* Short task *
Present the following entries again, word for word and in full.

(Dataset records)
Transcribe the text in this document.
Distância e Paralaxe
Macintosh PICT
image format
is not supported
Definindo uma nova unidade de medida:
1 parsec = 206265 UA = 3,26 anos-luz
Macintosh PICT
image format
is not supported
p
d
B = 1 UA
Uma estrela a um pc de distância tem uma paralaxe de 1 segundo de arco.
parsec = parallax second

* Solved exercise *
Transcribe the text in this document.
Distância e Paralaxe
Macintosh PICT
image format
is not supported
Definindo uma nova unidade de medida:
1 parsec = 206265 UA = 3,26 anos-luz
Macintosh PICT
image format
is not supported
p
d
B = 1 UA
Uma estrela a um pc de distância tem uma paralaxe de 1 segundo de arco.
parsec = parallax second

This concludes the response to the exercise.